== SUPPLIED MATERIAL
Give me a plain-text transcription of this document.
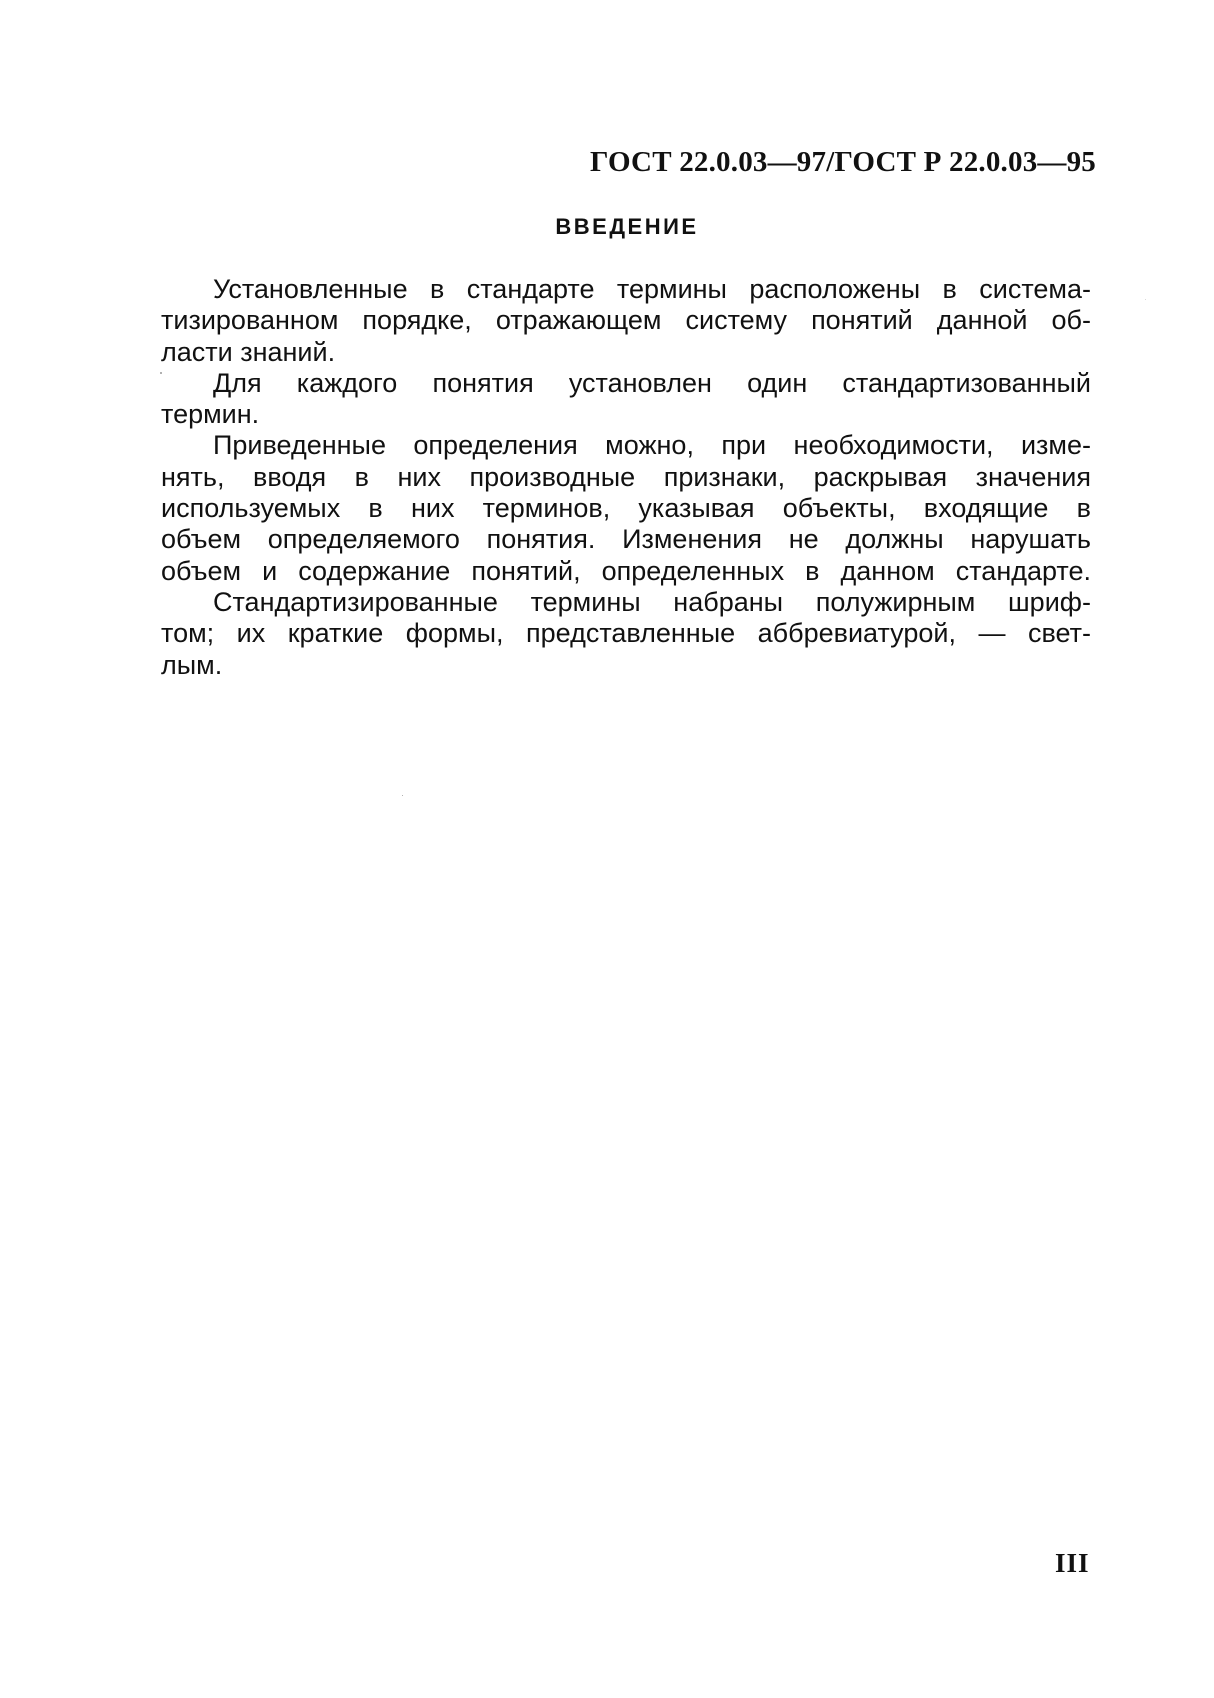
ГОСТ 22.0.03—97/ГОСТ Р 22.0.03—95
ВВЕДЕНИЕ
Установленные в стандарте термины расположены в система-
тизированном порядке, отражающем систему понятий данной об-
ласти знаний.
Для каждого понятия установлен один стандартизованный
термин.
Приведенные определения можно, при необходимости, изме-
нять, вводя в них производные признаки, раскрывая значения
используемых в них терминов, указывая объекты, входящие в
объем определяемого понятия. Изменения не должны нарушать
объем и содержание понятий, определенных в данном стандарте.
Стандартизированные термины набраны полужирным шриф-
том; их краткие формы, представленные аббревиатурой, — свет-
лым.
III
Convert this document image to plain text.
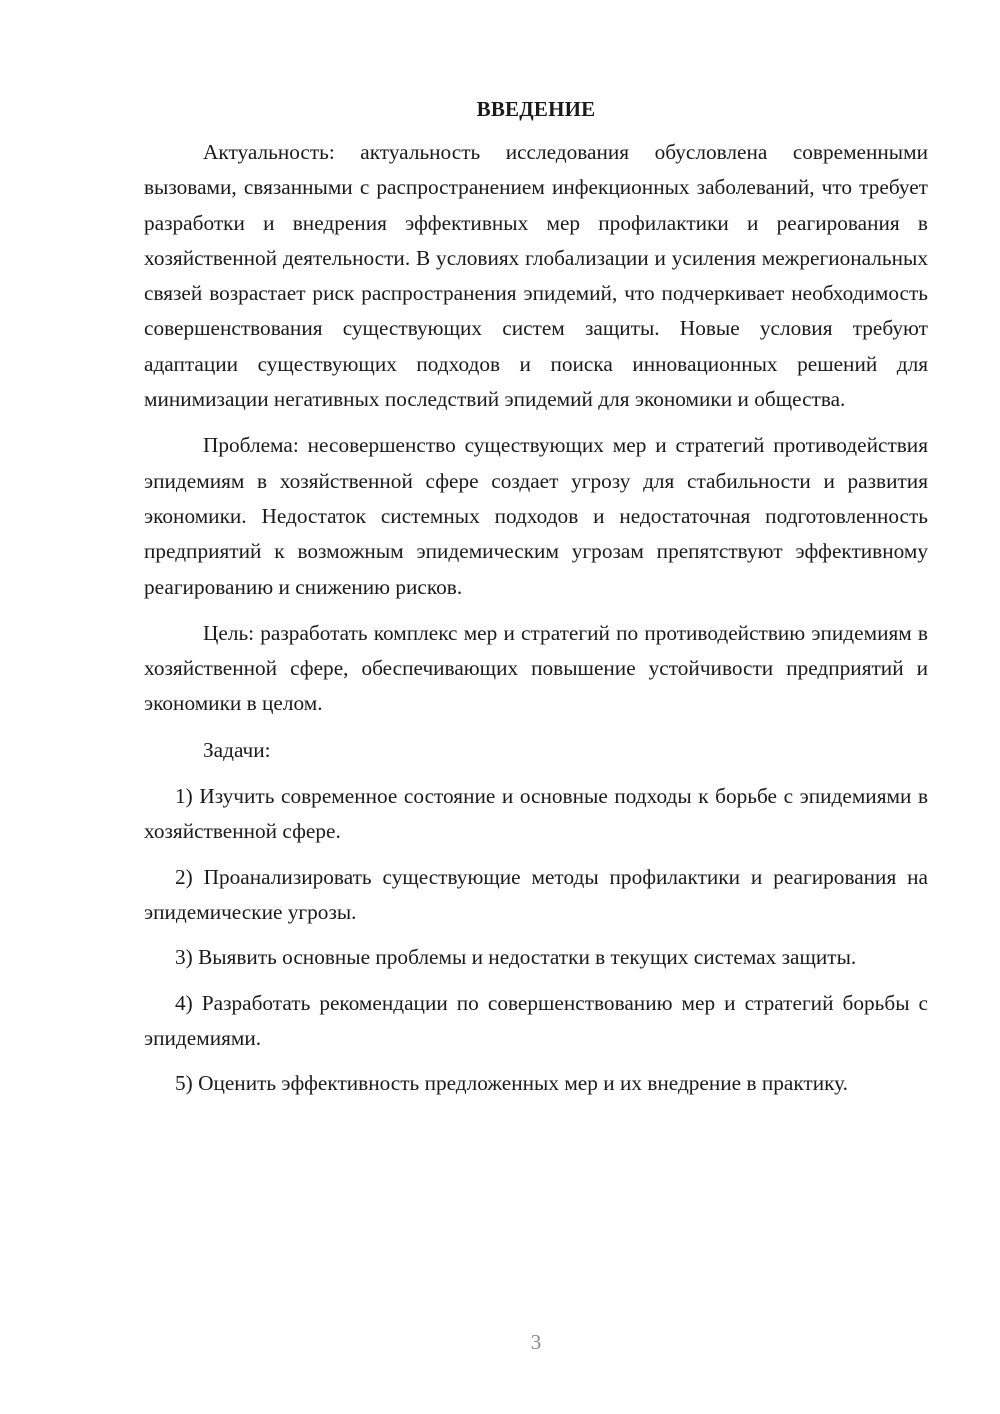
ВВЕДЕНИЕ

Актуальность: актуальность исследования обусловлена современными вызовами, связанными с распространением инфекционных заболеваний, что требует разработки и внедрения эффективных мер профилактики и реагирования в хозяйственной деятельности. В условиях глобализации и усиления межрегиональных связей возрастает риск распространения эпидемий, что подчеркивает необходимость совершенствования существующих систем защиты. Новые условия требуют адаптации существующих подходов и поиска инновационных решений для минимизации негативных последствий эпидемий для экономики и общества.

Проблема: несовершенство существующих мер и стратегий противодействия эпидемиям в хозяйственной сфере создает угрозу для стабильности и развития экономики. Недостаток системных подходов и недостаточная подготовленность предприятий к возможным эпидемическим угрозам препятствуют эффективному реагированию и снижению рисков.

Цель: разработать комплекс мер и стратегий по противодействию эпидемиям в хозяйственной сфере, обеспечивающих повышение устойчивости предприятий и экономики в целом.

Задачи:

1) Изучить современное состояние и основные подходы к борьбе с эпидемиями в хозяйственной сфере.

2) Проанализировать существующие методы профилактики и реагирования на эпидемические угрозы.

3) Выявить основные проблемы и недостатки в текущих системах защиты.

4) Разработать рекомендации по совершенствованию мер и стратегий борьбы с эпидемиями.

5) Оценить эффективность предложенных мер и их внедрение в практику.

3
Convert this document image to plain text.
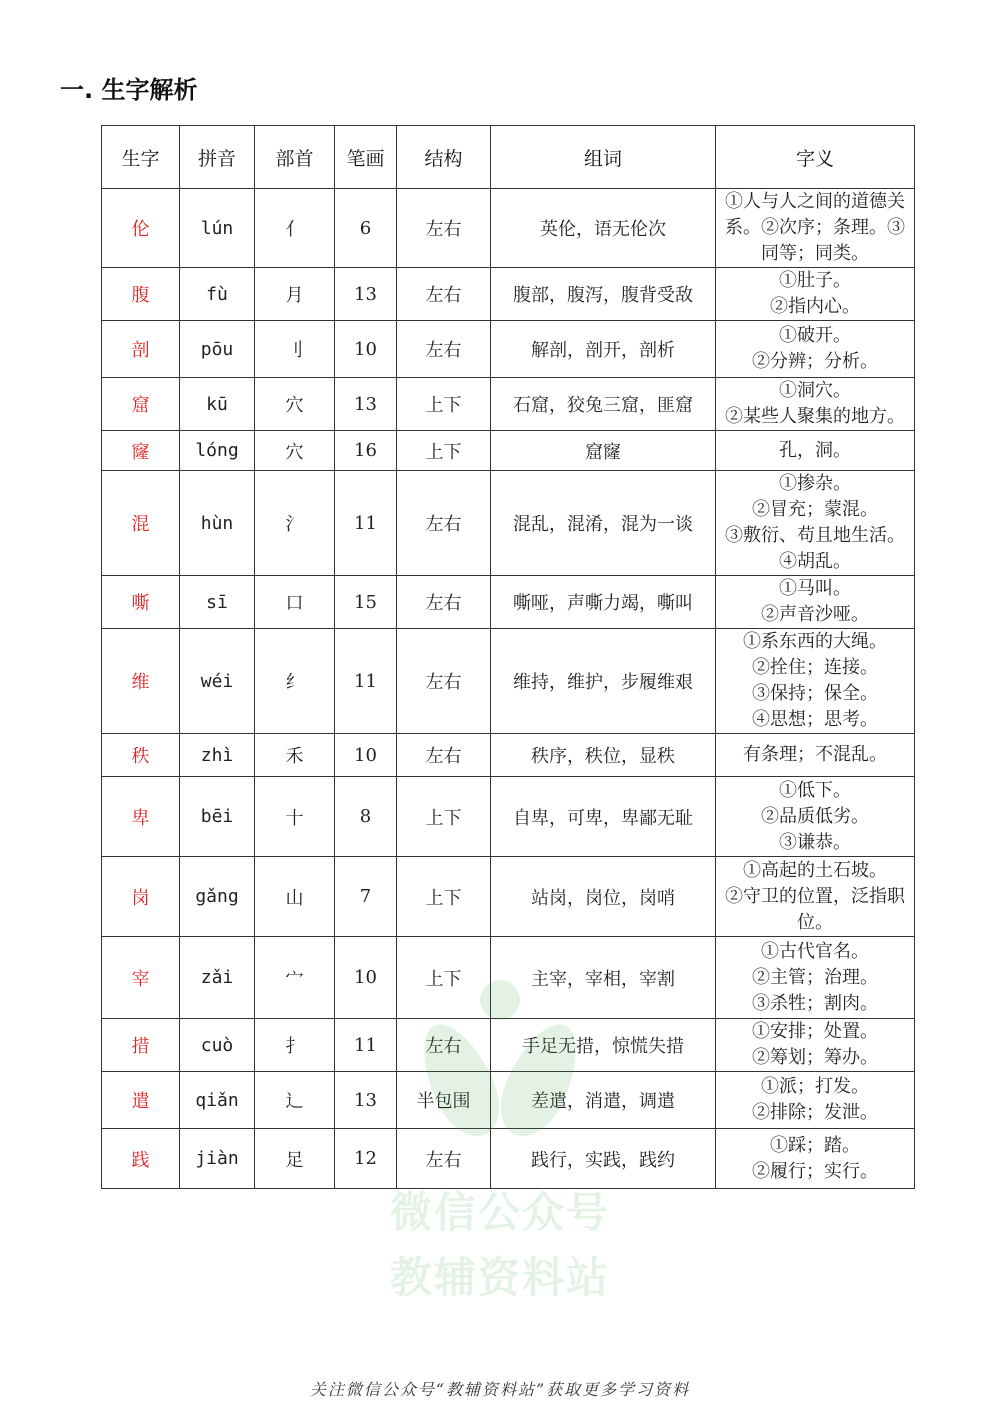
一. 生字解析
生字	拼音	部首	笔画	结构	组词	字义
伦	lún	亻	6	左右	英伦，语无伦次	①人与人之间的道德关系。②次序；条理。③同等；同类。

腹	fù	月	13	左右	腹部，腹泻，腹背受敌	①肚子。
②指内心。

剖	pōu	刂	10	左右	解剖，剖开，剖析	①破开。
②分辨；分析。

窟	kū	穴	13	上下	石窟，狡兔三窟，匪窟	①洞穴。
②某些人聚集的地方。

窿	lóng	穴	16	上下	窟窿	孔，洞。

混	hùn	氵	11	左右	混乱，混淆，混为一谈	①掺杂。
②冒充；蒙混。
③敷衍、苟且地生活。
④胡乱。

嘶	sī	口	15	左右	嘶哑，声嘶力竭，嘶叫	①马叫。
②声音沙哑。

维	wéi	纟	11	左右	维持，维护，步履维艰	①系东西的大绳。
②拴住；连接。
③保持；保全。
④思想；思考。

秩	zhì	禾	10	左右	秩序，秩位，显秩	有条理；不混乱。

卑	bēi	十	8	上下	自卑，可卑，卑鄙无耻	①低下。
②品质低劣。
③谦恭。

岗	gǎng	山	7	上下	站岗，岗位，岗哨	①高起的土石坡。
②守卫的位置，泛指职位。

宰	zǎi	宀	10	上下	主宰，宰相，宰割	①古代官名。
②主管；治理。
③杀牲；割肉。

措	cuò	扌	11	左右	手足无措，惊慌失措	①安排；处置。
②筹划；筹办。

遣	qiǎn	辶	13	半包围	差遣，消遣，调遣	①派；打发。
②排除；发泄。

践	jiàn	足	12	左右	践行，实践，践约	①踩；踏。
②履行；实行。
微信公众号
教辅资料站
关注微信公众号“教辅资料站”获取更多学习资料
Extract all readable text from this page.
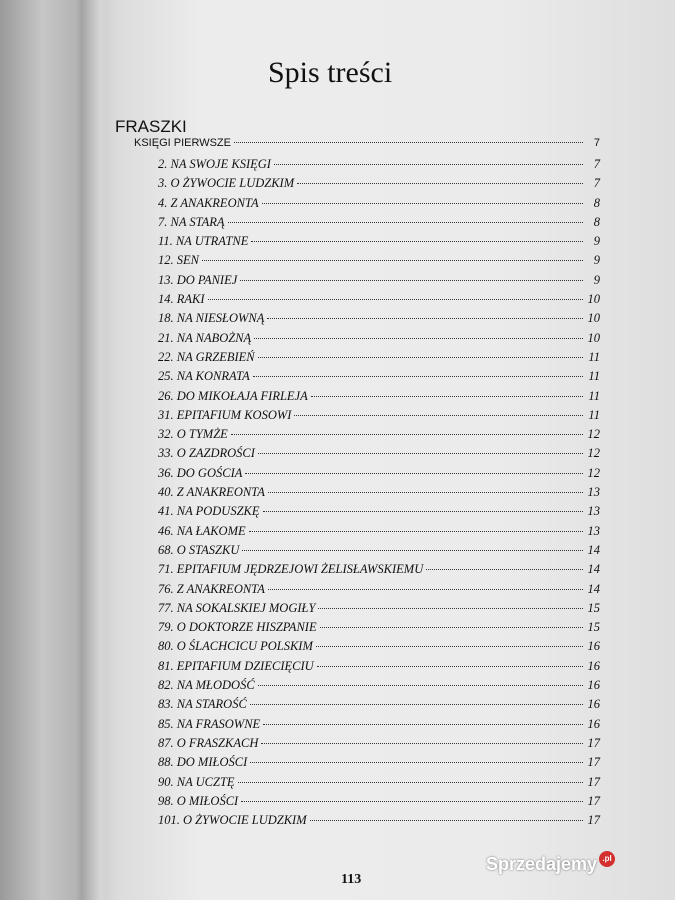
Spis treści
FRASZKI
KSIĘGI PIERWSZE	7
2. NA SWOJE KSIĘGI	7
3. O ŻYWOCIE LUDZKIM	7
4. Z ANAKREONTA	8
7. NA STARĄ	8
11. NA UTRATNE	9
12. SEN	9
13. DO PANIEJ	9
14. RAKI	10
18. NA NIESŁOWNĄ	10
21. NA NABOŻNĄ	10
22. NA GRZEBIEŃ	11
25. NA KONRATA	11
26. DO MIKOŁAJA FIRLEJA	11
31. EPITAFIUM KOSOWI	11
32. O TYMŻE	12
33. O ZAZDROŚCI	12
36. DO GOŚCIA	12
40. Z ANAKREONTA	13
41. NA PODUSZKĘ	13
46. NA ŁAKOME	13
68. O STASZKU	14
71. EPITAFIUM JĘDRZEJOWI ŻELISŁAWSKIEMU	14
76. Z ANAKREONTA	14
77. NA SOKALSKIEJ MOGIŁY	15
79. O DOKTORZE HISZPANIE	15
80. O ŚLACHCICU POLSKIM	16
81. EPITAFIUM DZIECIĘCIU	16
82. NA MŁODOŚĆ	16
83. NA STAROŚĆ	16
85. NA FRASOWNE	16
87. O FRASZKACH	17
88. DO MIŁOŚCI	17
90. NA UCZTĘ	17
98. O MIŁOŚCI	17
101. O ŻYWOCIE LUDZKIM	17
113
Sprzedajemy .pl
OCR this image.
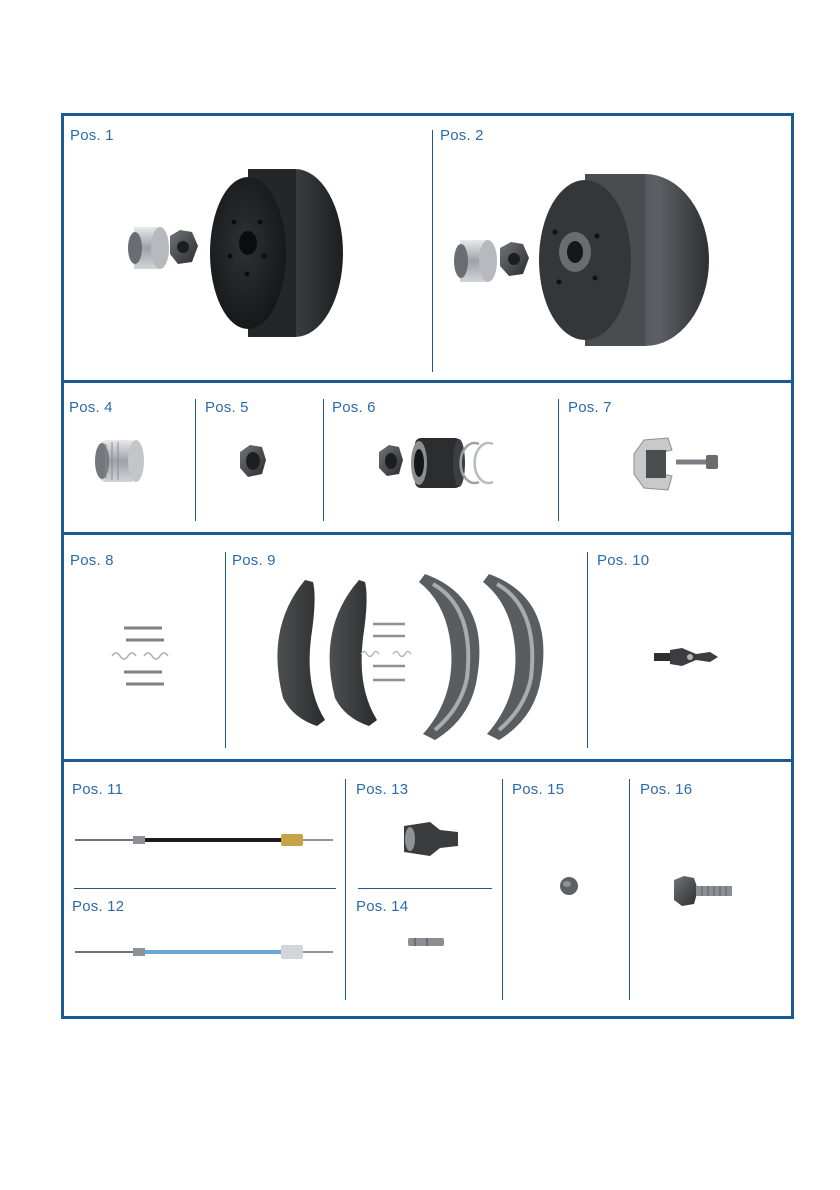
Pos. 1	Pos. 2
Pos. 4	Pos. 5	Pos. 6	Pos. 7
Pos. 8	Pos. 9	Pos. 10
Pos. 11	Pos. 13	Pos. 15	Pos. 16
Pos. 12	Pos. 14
====
§ **TASK**:
Pictures in the records above are left out; print everything else exactly as written.

§ **EXPECTED ANSWER**:
Give me a plain-text transcription of this document.
ГОСТ 22.0.03—97/ГОСТ Р 22.0.03—95
ВВЕДЕНИЕ
Установленные в стандарте термины расположены в система-
тизированном порядке, отражающем систему понятий данной об-
ласти знаний.
Для каждого понятия установлен один стандартизованный
термин.
Приведенные определения можно, при необходимости, изме-
нять, вводя в них производные признаки, раскрывая значения
используемых в них терминов, указывая объекты, входящие в
объем определяемого понятия. Изменения не должны нарушать
объем и содержание понятий, определенных в данном стандарте.
Стандартизированные термины набраны полужирным шриф-
том; их краткие формы, представленные аббревиатурой, — свет-
лым.
III
Convert this document image to plain text.
ВВЕДЕНИЕ

Актуальность: актуальность исследования обусловлена современными вызовами, связанными с распространением инфекционных заболеваний, что требует разработки и внедрения эффективных мер профилактики и реагирования в хозяйственной деятельности. В условиях глобализации и усиления межрегиональных связей возрастает риск распространения эпидемий, что подчеркивает необходимость совершенствования существующих систем защиты. Новые условия требуют адаптации существующих подходов и поиска инновационных решений для минимизации негативных последствий эпидемий для экономики и общества.

Проблема: несовершенство существующих мер и стратегий противодействия эпидемиям в хозяйственной сфере создает угрозу для стабильности и развития экономики. Недостаток системных подходов и недостаточная подготовленность предприятий к возможным эпидемическим угрозам препятствуют эффективному реагированию и снижению рисков.

Цель: разработать комплекс мер и стратегий по противодействию эпидемиям в хозяйственной сфере, обеспечивающих повышение устойчивости предприятий и экономики в целом.

Задачи:

1) Изучить современное состояние и основные подходы к борьбе с эпидемиями в хозяйственной сфере.

2) Проанализировать существующие методы профилактики и реагирования на эпидемические угрозы.

3) Выявить основные проблемы и недостатки в текущих системах защиты.

4) Разработать рекомендации по совершенствованию мер и стратегий борьбы с эпидемиями.

5) Оценить эффективность предложенных мер и их внедрение в практику.

3
Convert this document image to plain text.
一. 生字解析
生字	拼音	部首	笔画	结构	组词	字义
伦	lún	亻	6	左右	英伦，语无伦次	①人与人之间的道德关系。②次序；条理。③同等；同类。

腹	fù	月	13	左右	腹部，腹泻，腹背受敌	①肚子。
②指内心。

剖	pōu	刂	10	左右	解剖，剖开，剖析	①破开。
②分辨；分析。

窟	kū	穴	13	上下	石窟，狡兔三窟，匪窟	①洞穴。
②某些人聚集的地方。

窿	lóng	穴	16	上下	窟窿	孔，洞。

混	hùn	氵	11	左右	混乱，混淆，混为一谈	①掺杂。
②冒充；蒙混。
③敷衍、苟且地生活。
④胡乱。

嘶	sī	口	15	左右	嘶哑，声嘶力竭，嘶叫	①马叫。
②声音沙哑。

维	wéi	纟	11	左右	维持，维护，步履维艰	①系东西的大绳。
②拴住；连接。
③保持；保全。
④思想；思考。

秩	zhì	禾	10	左右	秩序，秩位，显秩	有条理；不混乱。

卑	bēi	十	8	上下	自卑，可卑，卑鄙无耻	①低下。
②品质低劣。
③谦恭。

岗	gǎng	山	7	上下	站岗，岗位，岗哨	①高起的土石坡。
②守卫的位置，泛指职位。

宰	zǎi	宀	10	上下	主宰，宰相，宰割	①古代官名。
②主管；治理。
③杀牲；割肉。

措	cuò	扌	11	左右	手足无措，惊慌失措	①安排；处置。
②筹划；筹办。

遣	qiǎn	辶	13	半包围	差遣，消遣，调遣	①派；打发。
②排除；发泄。

践	jiàn	足	12	左右	践行，实践，践约	①踩；踏。
②履行；实行。
微信公众号
教辅资料站
关注微信公众号“教辅资料站”获取更多学习资料
Extract all readable text from this page.
Spis treści
FRASZKI
KSIĘGI PIERWSZE	7
2. NA SWOJE KSIĘGI	7
3. O ŻYWOCIE LUDZKIM	7
4. Z ANAKREONTA	8
7. NA STARĄ	8
11. NA UTRATNE	9
12. SEN	9
13. DO PANIEJ	9
14. RAKI	10
18. NA NIESŁOWNĄ	10
21. NA NABOŻNĄ	10
22. NA GRZEBIEŃ	11
25. NA KONRATA	11
26. DO MIKOŁAJA FIRLEJA	11
31. EPITAFIUM KOSOWI	11
32. O TYMŻE	12
33. O ZAZDROŚCI	12
36. DO GOŚCIA	12
40. Z ANAKREONTA	13
41. NA PODUSZKĘ	13
46. NA ŁAKOME	13
68. O STASZKU	14
71. EPITAFIUM JĘDRZEJOWI ŻELISŁAWSKIEMU	14
76. Z ANAKREONTA	14
77. NA SOKALSKIEJ MOGIŁY	15
79. O DOKTORZE HISZPANIE	15
80. O ŚLACHCICU POLSKIM	16
81. EPITAFIUM DZIECIĘCIU	16
82. NA MŁODOŚĆ	16
83. NA STAROŚĆ	16
85. NA FRASOWNE	16
87. O FRASZKACH	17
88. DO MIŁOŚCI	17
90. NA UCZTĘ	17
98. O MIŁOŚCI	17
101. O ŻYWOCIE LUDZKIM	17
113
Sprzedajemy .pl
OCR this image.
Pos. 1	Pos. 2
Pos. 4	Pos. 5	Pos. 6	Pos. 7
Pos. 8	Pos. 9	Pos. 10
Pos. 11	Pos. 13	Pos. 15	Pos. 16
Pos. 12	Pos. 14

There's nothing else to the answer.